— START DATA LISTING —

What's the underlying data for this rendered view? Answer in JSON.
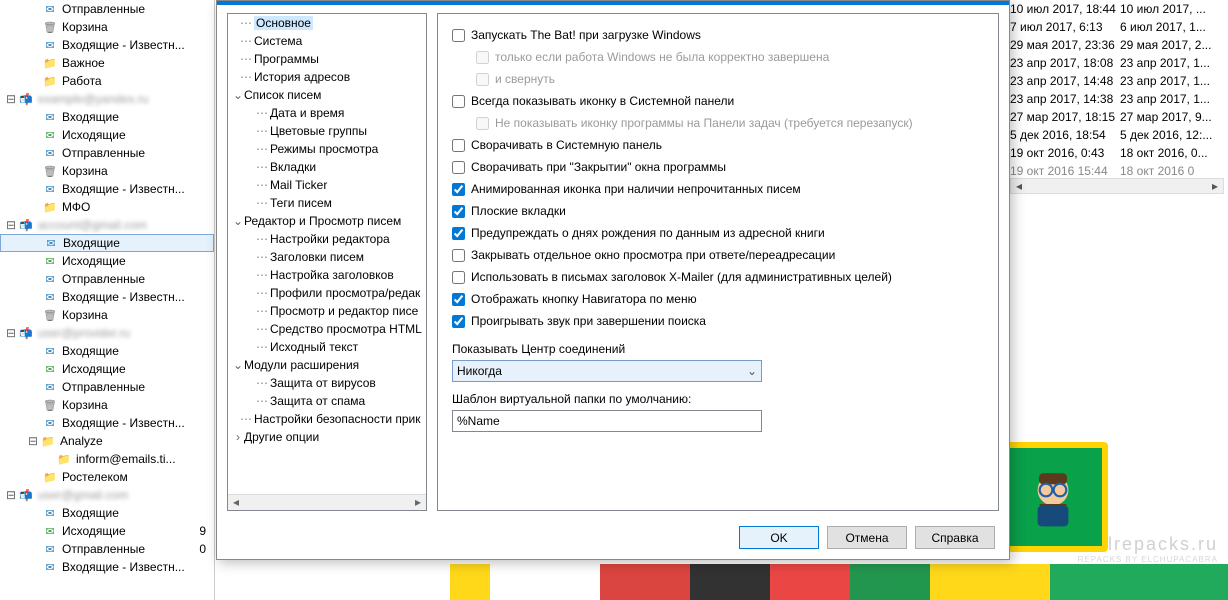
{
  "folders": {
    "acc1": {
      "items": [
        {
          "icon": "inbox",
          "label": "Отправленные"
        },
        {
          "icon": "trash",
          "label": "Корзина"
        },
        {
          "icon": "inbox",
          "label": "Входящие - Известн..."
        },
        {
          "icon": "folder",
          "label": "Важное"
        },
        {
          "icon": "folder",
          "label": "Работа"
        }
      ]
    },
    "acc2": {
      "items": [
        {
          "icon": "inbox",
          "label": "Входящие"
        },
        {
          "icon": "outbox",
          "label": "Исходящие"
        },
        {
          "icon": "inbox",
          "label": "Отправленные"
        },
        {
          "icon": "trash",
          "label": "Корзина"
        },
        {
          "icon": "inbox",
          "label": "Входящие - Известн..."
        },
        {
          "icon": "folder",
          "label": "МФО"
        }
      ]
    },
    "acc3": {
      "items": [
        {
          "icon": "inbox",
          "label": "Входящие",
          "selected": true
        },
        {
          "icon": "outbox",
          "label": "Исходящие"
        },
        {
          "icon": "inbox",
          "label": "Отправленные"
        },
        {
          "icon": "inbox",
          "label": "Входящие - Известн..."
        },
        {
          "icon": "trash",
          "label": "Корзина"
        }
      ]
    },
    "acc4": {
      "items": [
        {
          "icon": "inbox",
          "label": "Входящие"
        },
        {
          "icon": "outbox",
          "label": "Исходящие"
        },
        {
          "icon": "inbox",
          "label": "Отправленные"
        },
        {
          "icon": "trash",
          "label": "Корзина"
        },
        {
          "icon": "inbox",
          "label": "Входящие - Известн..."
        },
        {
          "icon": "folder",
          "label": "Analyze"
        },
        {
          "icon": "folder",
          "label": "inform@emails.ti...",
          "sub": true
        },
        {
          "icon": "folder",
          "label": "Ростелеком"
        }
      ]
    },
    "acc5": {
      "items": [
        {
          "icon": "inbox",
          "label": "Входящие"
        },
        {
          "icon": "outbox",
          "label": "Исходящие",
          "count": "9"
        },
        {
          "icon": "inbox",
          "label": "Отправленные",
          "count": "0"
        },
        {
          "icon": "inbox",
          "label": "Входящие - Известн..."
        }
      ]
    }
  },
  "messages": {
    "rows": [
      {
        "c1": "10 июл 2017, 18:44",
        "c2": "10 июл 2017, ..."
      },
      {
        "c1": "7 июл 2017, 6:13",
        "c2": "6 июл 2017, 1..."
      },
      {
        "c1": "29 мая 2017, 23:36",
        "c2": "29 мая 2017, 2..."
      },
      {
        "c1": "23 апр 2017, 18:08",
        "c2": "23 апр 2017, 1..."
      },
      {
        "c1": "23 апр 2017, 14:48",
        "c2": "23 апр 2017, 1..."
      },
      {
        "c1": "23 апр 2017, 14:38",
        "c2": "23 апр 2017, 1..."
      },
      {
        "c1": "27 мар 2017, 18:15",
        "c2": "27 мар 2017, 9..."
      },
      {
        "c1": "5 дек 2016, 18:54",
        "c2": "5 дек 2016, 12:..."
      },
      {
        "c1": "19 окт 2016, 0:43",
        "c2": "18 окт 2016, 0..."
      },
      {
        "c1": "19 окт 2016  15:44",
        "c2": "18 окт 2016  0"
      }
    ]
  },
  "dialog": {
    "tree": [
      {
        "lvl": "lvl0",
        "exp": "",
        "label": "Основное",
        "sel": true
      },
      {
        "lvl": "lvl0",
        "exp": "",
        "label": "Система"
      },
      {
        "lvl": "lvl0",
        "exp": "",
        "label": "Программы"
      },
      {
        "lvl": "lvl0",
        "exp": "",
        "label": "История адресов"
      },
      {
        "lvl": "grp",
        "exp": "⌄",
        "label": "Список писем"
      },
      {
        "lvl": "lvl1",
        "label": "Дата и время"
      },
      {
        "lvl": "lvl1",
        "label": "Цветовые группы"
      },
      {
        "lvl": "lvl1",
        "label": "Режимы просмотра"
      },
      {
        "lvl": "lvl1",
        "label": "Вкладки"
      },
      {
        "lvl": "lvl1",
        "label": "Mail Ticker"
      },
      {
        "lvl": "lvl1",
        "label": "Теги писем"
      },
      {
        "lvl": "grp",
        "exp": "⌄",
        "label": "Редактор и Просмотр писем"
      },
      {
        "lvl": "lvl1",
        "label": "Настройки редактора"
      },
      {
        "lvl": "lvl1",
        "label": "Заголовки писем"
      },
      {
        "lvl": "lvl1",
        "label": "Настройка заголовков"
      },
      {
        "lvl": "lvl1",
        "label": "Профили просмотра/редак"
      },
      {
        "lvl": "lvl1",
        "label": "Просмотр и редактор писе"
      },
      {
        "lvl": "lvl1",
        "label": "Средство просмотра HTML"
      },
      {
        "lvl": "lvl1",
        "label": "Исходный текст"
      },
      {
        "lvl": "grp",
        "exp": "⌄",
        "label": "Модули расширения"
      },
      {
        "lvl": "lvl1",
        "label": "Защита от вирусов"
      },
      {
        "lvl": "lvl1",
        "label": "Защита от спама"
      },
      {
        "lvl": "lvl0",
        "label": "Настройки безопасности прик"
      },
      {
        "lvl": "grp",
        "exp": "›",
        "label": "Другие опции"
      }
    ],
    "opts": {
      "c1": "Запускать The Bat! при загрузке Windows",
      "c1a": "только если работа Windows не была корректно завершена",
      "c1b": "и свернуть",
      "c2": "Всегда показывать иконку в Системной панели",
      "c2a": "Не показывать иконку программы на Панели задач (требуется перезапуск)",
      "c3": "Сворачивать в Системную панель",
      "c4": "Сворачивать при \"Закрытии\" окна программы",
      "c5": "Анимированная иконка при наличии непрочитанных писем",
      "c6": "Плоские вкладки",
      "c7": "Предупреждать о днях рождения по данным из адресной книги",
      "c8": "Закрывать отдельное окно просмотра при ответе/переадресации",
      "c9": "Использовать в письмах заголовок X-Mailer (для административных целей)",
      "c10": "Отображать кнопку Навигатора по меню",
      "c11": "Проигрывать звук при завершении поиска",
      "combo_label": "Показывать Центр соединений",
      "combo_value": "Никогда",
      "tmpl_label": "Шаблон виртуальной папки по умолчанию:",
      "tmpl_value": "%Name"
    },
    "buttons": {
      "ok": "OK",
      "cancel": "Отмена",
      "help": "Справка"
    }
  },
  "watermark": {
    "l1": "lrepacks.ru",
    "l2": "REPACKS BY ELCHUPACABRA"
  }
}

— END DATA LISTING —

WORK TO DO: Every line above should be repeated exactly; pictures stay out of the copy.

EXERCISE OUTPUT:
What's the underlying data for this rendered view? Answer in JSON.
{
  "folders": {
    "acc1": {
      "items": [
        {
          "icon": "inbox",
          "label": "Отправленные"
        },
        {
          "icon": "trash",
          "label": "Корзина"
        },
        {
          "icon": "inbox",
          "label": "Входящие - Известн..."
        },
        {
          "icon": "folder",
          "label": "Важное"
        },
        {
          "icon": "folder",
          "label": "Работа"
        }
      ]
    },
    "acc2": {
      "items": [
        {
          "icon": "inbox",
          "label": "Входящие"
        },
        {
          "icon": "outbox",
          "label": "Исходящие"
        },
        {
          "icon": "inbox",
          "label": "Отправленные"
        },
        {
          "icon": "trash",
          "label": "Корзина"
        },
        {
          "icon": "inbox",
          "label": "Входящие - Известн..."
        },
        {
          "icon": "folder",
          "label": "МФО"
        }
      ]
    },
    "acc3": {
      "items": [
        {
          "icon": "inbox",
          "label": "Входящие",
          "selected": true
        },
        {
          "icon": "outbox",
          "label": "Исходящие"
        },
        {
          "icon": "inbox",
          "label": "Отправленные"
        },
        {
          "icon": "inbox",
          "label": "Входящие - Известн..."
        },
        {
          "icon": "trash",
          "label": "Корзина"
        }
      ]
    },
    "acc4": {
      "items": [
        {
          "icon": "inbox",
          "label": "Входящие"
        },
        {
          "icon": "outbox",
          "label": "Исходящие"
        },
        {
          "icon": "inbox",
          "label": "Отправленные"
        },
        {
          "icon": "trash",
          "label": "Корзина"
        },
        {
          "icon": "inbox",
          "label": "Входящие - Известн..."
        },
        {
          "icon": "folder",
          "label": "Analyze"
        },
        {
          "icon": "folder",
          "label": "inform@emails.ti...",
          "sub": true
        },
        {
          "icon": "folder",
          "label": "Ростелеком"
        }
      ]
    },
    "acc5": {
      "items": [
        {
          "icon": "inbox",
          "label": "Входящие"
        },
        {
          "icon": "outbox",
          "label": "Исходящие",
          "count": "9"
        },
        {
          "icon": "inbox",
          "label": "Отправленные",
          "count": "0"
        },
        {
          "icon": "inbox",
          "label": "Входящие - Известн..."
        }
      ]
    }
  },
  "messages": {
    "rows": [
      {
        "c1": "10 июл 2017, 18:44",
        "c2": "10 июл 2017, ..."
      },
      {
        "c1": "7 июл 2017, 6:13",
        "c2": "6 июл 2017, 1..."
      },
      {
        "c1": "29 мая 2017, 23:36",
        "c2": "29 мая 2017, 2..."
      },
      {
        "c1": "23 апр 2017, 18:08",
        "c2": "23 апр 2017, 1..."
      },
      {
        "c1": "23 апр 2017, 14:48",
        "c2": "23 апр 2017, 1..."
      },
      {
        "c1": "23 апр 2017, 14:38",
        "c2": "23 апр 2017, 1..."
      },
      {
        "c1": "27 мар 2017, 18:15",
        "c2": "27 мар 2017, 9..."
      },
      {
        "c1": "5 дек 2016, 18:54",
        "c2": "5 дек 2016, 12:..."
      },
      {
        "c1": "19 окт 2016, 0:43",
        "c2": "18 окт 2016, 0..."
      },
      {
        "c1": "19 окт 2016  15:44",
        "c2": "18 окт 2016  0"
      }
    ]
  },
  "dialog": {
    "tree": [
      {
        "lvl": "lvl0",
        "exp": "",
        "label": "Основное",
        "sel": true
      },
      {
        "lvl": "lvl0",
        "exp": "",
        "label": "Система"
      },
      {
        "lvl": "lvl0",
        "exp": "",
        "label": "Программы"
      },
      {
        "lvl": "lvl0",
        "exp": "",
        "label": "История адресов"
      },
      {
        "lvl": "grp",
        "exp": "⌄",
        "label": "Список писем"
      },
      {
        "lvl": "lvl1",
        "label": "Дата и время"
      },
      {
        "lvl": "lvl1",
        "label": "Цветовые группы"
      },
      {
        "lvl": "lvl1",
        "label": "Режимы просмотра"
      },
      {
        "lvl": "lvl1",
        "label": "Вкладки"
      },
      {
        "lvl": "lvl1",
        "label": "Mail Ticker"
      },
      {
        "lvl": "lvl1",
        "label": "Теги писем"
      },
      {
        "lvl": "grp",
        "exp": "⌄",
        "label": "Редактор и Просмотр писем"
      },
      {
        "lvl": "lvl1",
        "label": "Настройки редактора"
      },
      {
        "lvl": "lvl1",
        "label": "Заголовки писем"
      },
      {
        "lvl": "lvl1",
        "label": "Настройка заголовков"
      },
      {
        "lvl": "lvl1",
        "label": "Профили просмотра/редак"
      },
      {
        "lvl": "lvl1",
        "label": "Просмотр и редактор писе"
      },
      {
        "lvl": "lvl1",
        "label": "Средство просмотра HTML"
      },
      {
        "lvl": "lvl1",
        "label": "Исходный текст"
      },
      {
        "lvl": "grp",
        "exp": "⌄",
        "label": "Модули расширения"
      },
      {
        "lvl": "lvl1",
        "label": "Защита от вирусов"
      },
      {
        "lvl": "lvl1",
        "label": "Защита от спама"
      },
      {
        "lvl": "lvl0",
        "label": "Настройки безопасности прик"
      },
      {
        "lvl": "grp",
        "exp": "›",
        "label": "Другие опции"
      }
    ],
    "opts": {
      "c1": "Запускать The Bat! при загрузке Windows",
      "c1a": "только если работа Windows не была корректно завершена",
      "c1b": "и свернуть",
      "c2": "Всегда показывать иконку в Системной панели",
      "c2a": "Не показывать иконку программы на Панели задач (требуется перезапуск)",
      "c3": "Сворачивать в Системную панель",
      "c4": "Сворачивать при \"Закрытии\" окна программы",
      "c5": "Анимированная иконка при наличии непрочитанных писем",
      "c6": "Плоские вкладки",
      "c7": "Предупреждать о днях рождения по данным из адресной книги",
      "c8": "Закрывать отдельное окно просмотра при ответе/переадресации",
      "c9": "Использовать в письмах заголовок X-Mailer (для административных целей)",
      "c10": "Отображать кнопку Навигатора по меню",
      "c11": "Проигрывать звук при завершении поиска",
      "combo_label": "Показывать Центр соединений",
      "combo_value": "Никогда",
      "tmpl_label": "Шаблон виртуальной папки по умолчанию:",
      "tmpl_value": "%Name"
    },
    "buttons": {
      "ok": "OK",
      "cancel": "Отмена",
      "help": "Справка"
    }
  },
  "watermark": {
    "l1": "lrepacks.ru",
    "l2": "REPACKS BY ELCHUPACABRA"
  }
}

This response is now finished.